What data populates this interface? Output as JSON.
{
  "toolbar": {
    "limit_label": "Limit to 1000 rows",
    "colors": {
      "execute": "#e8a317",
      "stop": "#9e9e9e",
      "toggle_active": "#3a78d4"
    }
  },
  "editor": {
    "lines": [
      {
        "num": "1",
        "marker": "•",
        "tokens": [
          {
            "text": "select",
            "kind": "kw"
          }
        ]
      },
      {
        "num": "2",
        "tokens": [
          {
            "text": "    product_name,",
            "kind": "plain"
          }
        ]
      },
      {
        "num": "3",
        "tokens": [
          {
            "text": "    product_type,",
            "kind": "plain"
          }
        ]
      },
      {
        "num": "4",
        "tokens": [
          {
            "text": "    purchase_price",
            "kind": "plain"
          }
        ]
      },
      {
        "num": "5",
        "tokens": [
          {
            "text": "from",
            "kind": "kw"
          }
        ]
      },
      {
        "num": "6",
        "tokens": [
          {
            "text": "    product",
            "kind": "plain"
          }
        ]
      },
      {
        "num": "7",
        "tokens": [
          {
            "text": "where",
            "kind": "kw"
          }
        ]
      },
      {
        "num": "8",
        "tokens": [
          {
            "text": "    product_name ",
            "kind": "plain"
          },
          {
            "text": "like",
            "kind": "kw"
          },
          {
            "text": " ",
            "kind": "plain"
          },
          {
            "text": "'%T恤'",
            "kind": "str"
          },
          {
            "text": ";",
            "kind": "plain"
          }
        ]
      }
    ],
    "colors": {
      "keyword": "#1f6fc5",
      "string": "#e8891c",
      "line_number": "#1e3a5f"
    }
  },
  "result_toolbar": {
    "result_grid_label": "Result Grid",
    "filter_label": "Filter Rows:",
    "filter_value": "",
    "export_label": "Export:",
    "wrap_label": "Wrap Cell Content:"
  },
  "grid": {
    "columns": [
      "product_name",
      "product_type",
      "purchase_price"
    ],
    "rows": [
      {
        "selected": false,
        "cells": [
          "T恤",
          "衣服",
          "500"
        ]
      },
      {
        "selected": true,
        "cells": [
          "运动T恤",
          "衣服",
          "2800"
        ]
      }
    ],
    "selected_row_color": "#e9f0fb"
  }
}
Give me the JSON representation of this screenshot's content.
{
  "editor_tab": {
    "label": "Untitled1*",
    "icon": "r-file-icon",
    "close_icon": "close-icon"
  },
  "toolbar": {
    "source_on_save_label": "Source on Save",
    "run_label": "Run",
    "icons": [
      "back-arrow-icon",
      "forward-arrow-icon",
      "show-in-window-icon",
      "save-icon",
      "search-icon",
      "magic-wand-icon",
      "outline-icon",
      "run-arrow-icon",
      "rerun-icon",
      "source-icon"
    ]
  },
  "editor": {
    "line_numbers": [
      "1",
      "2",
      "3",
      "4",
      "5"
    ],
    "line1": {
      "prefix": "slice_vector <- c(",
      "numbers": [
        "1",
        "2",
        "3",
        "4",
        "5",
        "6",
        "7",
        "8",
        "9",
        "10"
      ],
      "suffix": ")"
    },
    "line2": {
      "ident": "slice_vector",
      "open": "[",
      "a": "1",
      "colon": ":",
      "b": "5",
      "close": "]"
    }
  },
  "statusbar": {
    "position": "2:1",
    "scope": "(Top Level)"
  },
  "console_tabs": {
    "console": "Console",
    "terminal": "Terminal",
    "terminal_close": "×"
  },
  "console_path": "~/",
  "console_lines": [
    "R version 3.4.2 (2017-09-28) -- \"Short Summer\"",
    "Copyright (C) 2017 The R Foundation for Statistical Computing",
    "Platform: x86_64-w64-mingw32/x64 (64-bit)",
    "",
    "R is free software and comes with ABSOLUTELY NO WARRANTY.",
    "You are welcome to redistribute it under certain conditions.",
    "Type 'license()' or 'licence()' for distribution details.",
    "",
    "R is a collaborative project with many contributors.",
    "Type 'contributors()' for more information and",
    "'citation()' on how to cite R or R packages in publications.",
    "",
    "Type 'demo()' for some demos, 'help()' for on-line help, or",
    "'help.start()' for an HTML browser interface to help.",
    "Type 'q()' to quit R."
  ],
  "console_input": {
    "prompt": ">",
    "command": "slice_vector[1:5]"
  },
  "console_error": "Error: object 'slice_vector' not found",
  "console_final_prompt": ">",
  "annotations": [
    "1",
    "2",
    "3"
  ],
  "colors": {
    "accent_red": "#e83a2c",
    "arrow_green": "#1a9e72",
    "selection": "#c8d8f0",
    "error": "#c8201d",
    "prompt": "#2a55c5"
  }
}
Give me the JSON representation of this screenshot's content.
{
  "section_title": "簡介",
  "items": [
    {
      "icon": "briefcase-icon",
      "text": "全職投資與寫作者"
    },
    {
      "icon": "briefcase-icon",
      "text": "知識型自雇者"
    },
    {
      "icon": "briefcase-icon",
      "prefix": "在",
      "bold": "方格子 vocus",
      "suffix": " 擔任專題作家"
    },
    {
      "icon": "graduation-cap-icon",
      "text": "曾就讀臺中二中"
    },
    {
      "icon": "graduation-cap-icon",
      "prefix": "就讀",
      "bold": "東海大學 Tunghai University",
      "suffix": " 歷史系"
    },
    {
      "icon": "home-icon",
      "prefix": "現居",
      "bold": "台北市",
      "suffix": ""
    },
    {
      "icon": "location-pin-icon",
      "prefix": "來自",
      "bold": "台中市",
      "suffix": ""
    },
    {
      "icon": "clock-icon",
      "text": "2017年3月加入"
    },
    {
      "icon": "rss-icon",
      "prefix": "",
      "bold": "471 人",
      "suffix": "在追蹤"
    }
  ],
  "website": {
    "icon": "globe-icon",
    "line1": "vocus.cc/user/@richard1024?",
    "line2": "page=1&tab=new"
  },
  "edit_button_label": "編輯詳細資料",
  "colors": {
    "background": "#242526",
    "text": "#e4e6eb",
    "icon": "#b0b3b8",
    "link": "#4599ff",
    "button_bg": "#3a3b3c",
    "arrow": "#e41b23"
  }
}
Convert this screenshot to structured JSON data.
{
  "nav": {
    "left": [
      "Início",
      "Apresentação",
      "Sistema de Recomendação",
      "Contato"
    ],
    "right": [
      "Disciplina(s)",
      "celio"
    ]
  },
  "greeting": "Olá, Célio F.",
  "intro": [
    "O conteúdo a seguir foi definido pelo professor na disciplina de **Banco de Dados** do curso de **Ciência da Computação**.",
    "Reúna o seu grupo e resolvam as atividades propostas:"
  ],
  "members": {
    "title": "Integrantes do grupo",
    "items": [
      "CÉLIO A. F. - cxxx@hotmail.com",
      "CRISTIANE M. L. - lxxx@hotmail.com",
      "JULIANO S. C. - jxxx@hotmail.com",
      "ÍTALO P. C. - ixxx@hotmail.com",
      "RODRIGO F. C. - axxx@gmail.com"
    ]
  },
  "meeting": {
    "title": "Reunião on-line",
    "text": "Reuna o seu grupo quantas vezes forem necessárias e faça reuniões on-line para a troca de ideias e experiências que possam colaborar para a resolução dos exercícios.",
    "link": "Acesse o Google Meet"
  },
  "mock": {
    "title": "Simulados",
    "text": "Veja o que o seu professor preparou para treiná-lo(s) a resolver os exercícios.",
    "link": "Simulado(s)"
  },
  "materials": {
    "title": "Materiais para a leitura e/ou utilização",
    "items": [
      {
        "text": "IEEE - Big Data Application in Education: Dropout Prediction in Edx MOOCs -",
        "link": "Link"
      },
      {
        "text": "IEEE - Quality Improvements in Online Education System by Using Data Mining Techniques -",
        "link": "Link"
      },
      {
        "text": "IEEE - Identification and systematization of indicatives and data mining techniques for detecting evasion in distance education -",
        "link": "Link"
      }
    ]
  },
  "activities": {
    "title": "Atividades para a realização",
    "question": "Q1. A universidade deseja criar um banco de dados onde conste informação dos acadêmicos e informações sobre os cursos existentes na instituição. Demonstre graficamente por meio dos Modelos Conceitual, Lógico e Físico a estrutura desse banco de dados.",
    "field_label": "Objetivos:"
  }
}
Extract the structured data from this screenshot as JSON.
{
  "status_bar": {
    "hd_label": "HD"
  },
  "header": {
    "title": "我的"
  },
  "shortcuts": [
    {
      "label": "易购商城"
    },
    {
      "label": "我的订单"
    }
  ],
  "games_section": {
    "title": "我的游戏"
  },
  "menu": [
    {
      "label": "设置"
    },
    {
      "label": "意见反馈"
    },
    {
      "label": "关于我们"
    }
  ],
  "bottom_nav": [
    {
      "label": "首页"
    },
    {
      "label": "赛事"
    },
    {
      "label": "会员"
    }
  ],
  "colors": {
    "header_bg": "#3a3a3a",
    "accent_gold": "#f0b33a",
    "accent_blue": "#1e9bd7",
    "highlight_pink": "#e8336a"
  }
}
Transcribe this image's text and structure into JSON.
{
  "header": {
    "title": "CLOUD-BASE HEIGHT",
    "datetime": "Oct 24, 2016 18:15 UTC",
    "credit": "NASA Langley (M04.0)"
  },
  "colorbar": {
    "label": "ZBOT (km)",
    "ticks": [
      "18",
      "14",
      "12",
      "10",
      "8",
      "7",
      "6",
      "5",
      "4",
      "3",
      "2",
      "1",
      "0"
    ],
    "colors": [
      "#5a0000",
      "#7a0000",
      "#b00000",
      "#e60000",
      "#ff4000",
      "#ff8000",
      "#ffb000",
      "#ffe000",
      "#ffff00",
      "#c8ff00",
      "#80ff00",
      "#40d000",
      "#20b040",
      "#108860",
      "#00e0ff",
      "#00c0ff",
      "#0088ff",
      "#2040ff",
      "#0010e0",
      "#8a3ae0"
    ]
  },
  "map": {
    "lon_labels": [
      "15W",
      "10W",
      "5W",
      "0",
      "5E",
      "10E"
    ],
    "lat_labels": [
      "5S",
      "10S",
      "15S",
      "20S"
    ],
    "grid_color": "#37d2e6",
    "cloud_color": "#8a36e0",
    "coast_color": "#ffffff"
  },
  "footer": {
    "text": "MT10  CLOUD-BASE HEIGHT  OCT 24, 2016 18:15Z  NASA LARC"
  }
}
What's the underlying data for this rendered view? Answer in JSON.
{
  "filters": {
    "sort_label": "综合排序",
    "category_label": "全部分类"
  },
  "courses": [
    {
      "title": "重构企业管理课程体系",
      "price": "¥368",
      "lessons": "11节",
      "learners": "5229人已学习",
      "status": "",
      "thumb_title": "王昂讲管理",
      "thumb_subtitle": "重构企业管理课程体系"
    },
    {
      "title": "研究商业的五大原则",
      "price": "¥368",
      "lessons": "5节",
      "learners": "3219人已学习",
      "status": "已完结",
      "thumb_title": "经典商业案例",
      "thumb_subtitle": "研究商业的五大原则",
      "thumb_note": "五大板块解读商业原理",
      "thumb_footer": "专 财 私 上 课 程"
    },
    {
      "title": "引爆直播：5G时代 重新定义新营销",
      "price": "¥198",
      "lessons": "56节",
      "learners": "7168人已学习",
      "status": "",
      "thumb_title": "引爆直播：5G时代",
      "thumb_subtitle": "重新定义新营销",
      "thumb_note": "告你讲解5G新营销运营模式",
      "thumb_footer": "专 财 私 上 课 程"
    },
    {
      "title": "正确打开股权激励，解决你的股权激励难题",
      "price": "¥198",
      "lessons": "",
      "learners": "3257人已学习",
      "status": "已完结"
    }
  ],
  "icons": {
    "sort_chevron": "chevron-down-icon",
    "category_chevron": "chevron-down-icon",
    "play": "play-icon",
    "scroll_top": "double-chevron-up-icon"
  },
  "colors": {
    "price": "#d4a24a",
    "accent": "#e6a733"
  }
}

++++++

Select the lines from the entries that include the word "lessons".

§ **Exercise solution**
      "lessons": "11节",
      "lessons": "5节",
      "lessons": "56节",
      "lessons": "",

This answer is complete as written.